◆ **TASK STATEMENT**: Pull every line of the entries that has the word "Radó".

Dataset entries
- - - -
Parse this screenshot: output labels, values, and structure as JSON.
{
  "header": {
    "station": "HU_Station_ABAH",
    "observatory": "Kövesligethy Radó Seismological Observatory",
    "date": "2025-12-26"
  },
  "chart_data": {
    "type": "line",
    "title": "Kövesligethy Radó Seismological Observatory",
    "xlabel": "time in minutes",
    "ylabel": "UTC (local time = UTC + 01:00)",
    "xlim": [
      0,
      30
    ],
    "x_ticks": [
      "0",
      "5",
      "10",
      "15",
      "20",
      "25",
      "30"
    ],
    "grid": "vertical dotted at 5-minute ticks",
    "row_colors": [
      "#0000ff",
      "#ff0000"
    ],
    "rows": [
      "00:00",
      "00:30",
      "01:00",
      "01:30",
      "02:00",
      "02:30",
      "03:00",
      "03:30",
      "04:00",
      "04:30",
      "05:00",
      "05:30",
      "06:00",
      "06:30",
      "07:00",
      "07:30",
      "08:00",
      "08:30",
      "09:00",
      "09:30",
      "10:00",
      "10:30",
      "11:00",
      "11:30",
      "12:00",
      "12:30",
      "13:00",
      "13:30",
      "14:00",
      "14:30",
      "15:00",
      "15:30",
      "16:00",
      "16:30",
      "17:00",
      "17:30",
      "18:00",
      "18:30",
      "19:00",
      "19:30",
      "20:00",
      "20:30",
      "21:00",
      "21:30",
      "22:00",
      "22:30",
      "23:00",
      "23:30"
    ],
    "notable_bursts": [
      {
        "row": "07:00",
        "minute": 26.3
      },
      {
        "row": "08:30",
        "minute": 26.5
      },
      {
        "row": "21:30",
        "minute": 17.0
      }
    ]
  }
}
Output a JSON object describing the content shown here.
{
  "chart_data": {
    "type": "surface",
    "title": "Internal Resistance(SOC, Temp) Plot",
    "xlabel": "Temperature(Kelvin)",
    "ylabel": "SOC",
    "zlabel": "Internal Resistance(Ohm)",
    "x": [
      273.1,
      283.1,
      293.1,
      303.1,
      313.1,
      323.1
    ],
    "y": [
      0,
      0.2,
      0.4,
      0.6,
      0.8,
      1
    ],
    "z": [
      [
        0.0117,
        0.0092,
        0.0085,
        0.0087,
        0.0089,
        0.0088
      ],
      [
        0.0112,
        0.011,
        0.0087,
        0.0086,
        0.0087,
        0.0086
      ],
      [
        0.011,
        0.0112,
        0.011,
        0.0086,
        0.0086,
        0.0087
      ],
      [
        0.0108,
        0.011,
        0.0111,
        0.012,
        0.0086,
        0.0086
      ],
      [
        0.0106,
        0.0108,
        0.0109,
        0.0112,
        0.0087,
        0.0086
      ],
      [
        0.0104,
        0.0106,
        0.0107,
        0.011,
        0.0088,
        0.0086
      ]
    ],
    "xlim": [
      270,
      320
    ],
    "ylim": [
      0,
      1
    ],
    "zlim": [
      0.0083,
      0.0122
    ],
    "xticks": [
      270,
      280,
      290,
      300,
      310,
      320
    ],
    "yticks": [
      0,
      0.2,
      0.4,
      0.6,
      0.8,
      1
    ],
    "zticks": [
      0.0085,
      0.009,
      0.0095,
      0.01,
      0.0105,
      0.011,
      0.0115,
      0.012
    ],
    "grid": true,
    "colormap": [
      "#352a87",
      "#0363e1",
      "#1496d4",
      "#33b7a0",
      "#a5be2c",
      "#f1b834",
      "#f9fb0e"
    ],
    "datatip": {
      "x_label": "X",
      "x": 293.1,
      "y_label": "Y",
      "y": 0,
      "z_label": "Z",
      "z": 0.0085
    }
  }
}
- - - -
◆ **TASK RESULT**:
    "observatory": "Kövesligethy Radó Seismological Observatory",
    "title": "Kövesligethy Radó Seismological Observatory",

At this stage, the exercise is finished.